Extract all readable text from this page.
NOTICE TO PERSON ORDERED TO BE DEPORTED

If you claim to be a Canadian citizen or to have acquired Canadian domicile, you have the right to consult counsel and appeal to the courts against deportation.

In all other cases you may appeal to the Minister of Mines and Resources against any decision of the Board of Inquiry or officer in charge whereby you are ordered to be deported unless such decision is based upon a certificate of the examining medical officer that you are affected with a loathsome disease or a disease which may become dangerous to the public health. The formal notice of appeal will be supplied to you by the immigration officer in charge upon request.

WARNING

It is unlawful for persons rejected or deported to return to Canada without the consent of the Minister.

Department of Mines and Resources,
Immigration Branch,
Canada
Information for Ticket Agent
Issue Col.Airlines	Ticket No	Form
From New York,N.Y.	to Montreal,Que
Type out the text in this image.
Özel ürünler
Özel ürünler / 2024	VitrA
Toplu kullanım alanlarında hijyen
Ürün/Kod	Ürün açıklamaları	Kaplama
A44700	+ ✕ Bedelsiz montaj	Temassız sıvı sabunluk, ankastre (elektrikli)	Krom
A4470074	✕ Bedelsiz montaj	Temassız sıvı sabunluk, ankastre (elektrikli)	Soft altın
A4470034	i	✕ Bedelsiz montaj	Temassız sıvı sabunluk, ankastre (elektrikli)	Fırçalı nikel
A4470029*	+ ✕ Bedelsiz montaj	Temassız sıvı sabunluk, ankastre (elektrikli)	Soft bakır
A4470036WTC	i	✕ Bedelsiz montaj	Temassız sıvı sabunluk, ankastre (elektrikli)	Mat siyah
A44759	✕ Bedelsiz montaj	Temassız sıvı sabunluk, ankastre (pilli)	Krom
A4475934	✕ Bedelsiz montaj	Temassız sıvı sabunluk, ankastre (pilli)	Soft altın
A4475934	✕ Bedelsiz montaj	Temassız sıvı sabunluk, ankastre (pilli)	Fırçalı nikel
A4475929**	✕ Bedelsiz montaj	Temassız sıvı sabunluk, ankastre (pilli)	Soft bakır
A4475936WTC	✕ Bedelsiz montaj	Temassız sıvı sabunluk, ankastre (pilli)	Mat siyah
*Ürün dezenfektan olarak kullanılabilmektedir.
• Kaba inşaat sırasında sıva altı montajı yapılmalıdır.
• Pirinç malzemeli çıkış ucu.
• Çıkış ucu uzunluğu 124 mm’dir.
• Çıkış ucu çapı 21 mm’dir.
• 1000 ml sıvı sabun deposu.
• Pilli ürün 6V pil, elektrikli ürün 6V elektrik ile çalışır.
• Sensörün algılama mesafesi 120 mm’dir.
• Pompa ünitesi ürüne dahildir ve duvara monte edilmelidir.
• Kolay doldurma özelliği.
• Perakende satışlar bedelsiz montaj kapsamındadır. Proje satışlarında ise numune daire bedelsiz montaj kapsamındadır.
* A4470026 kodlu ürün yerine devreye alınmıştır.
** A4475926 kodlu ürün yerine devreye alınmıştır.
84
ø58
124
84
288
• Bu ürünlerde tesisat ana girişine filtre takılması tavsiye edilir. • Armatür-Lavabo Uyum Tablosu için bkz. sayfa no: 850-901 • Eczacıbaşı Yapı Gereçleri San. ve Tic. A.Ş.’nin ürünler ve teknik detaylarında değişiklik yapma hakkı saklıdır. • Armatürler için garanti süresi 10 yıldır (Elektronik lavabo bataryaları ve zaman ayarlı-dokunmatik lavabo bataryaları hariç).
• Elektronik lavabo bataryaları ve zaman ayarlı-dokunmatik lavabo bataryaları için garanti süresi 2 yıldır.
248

Exercise directions
From the line holding "Type out the text in this image." to the last line of the records, quote each line exactly and add nothing.

Final result
Type out the text in this image.
Özel ürünler
Özel ürünler / 2024	VitrA
Toplu kullanım alanlarında hijyen
Ürün/Kod	Ürün açıklamaları	Kaplama
A44700	+ ✕ Bedelsiz montaj	Temassız sıvı sabunluk, ankastre (elektrikli)	Krom
A4470074	✕ Bedelsiz montaj	Temassız sıvı sabunluk, ankastre (elektrikli)	Soft altın
A4470034	i	✕ Bedelsiz montaj	Temassız sıvı sabunluk, ankastre (elektrikli)	Fırçalı nikel
A4470029*	+ ✕ Bedelsiz montaj	Temassız sıvı sabunluk, ankastre (elektrikli)	Soft bakır
A4470036WTC	i	✕ Bedelsiz montaj	Temassız sıvı sabunluk, ankastre (elektrikli)	Mat siyah
A44759	✕ Bedelsiz montaj	Temassız sıvı sabunluk, ankastre (pilli)	Krom
A4475934	✕ Bedelsiz montaj	Temassız sıvı sabunluk, ankastre (pilli)	Soft altın
A4475934	✕ Bedelsiz montaj	Temassız sıvı sabunluk, ankastre (pilli)	Fırçalı nikel
A4475929**	✕ Bedelsiz montaj	Temassız sıvı sabunluk, ankastre (pilli)	Soft bakır
A4475936WTC	✕ Bedelsiz montaj	Temassız sıvı sabunluk, ankastre (pilli)	Mat siyah
*Ürün dezenfektan olarak kullanılabilmektedir.
• Kaba inşaat sırasında sıva altı montajı yapılmalıdır.
• Pirinç malzemeli çıkış ucu.
• Çıkış ucu uzunluğu 124 mm’dir.
• Çıkış ucu çapı 21 mm’dir.
• 1000 ml sıvı sabun deposu.
• Pilli ürün 6V pil, elektrikli ürün 6V elektrik ile çalışır.
• Sensörün algılama mesafesi 120 mm’dir.
• Pompa ünitesi ürüne dahildir ve duvara monte edilmelidir.
• Kolay doldurma özelliği.
• Perakende satışlar bedelsiz montaj kapsamındadır. Proje satışlarında ise numune daire bedelsiz montaj kapsamındadır.
* A4470026 kodlu ürün yerine devreye alınmıştır.
** A4475926 kodlu ürün yerine devreye alınmıştır.
84
ø58
124
84
288
• Bu ürünlerde tesisat ana girişine filtre takılması tavsiye edilir. • Armatür-Lavabo Uyum Tablosu için bkz. sayfa no: 850-901 • Eczacıbaşı Yapı Gereçleri San. ve Tic. A.Ş.’nin ürünler ve teknik detaylarında değişiklik yapma hakkı saklıdır. • Armatürler için garanti süresi 10 yıldır (Elektronik lavabo bataryaları ve zaman ayarlı-dokunmatik lavabo bataryaları hariç).
• Elektronik lavabo bataryaları ve zaman ayarlı-dokunmatik lavabo bataryaları için garanti süresi 2 yıldır.
248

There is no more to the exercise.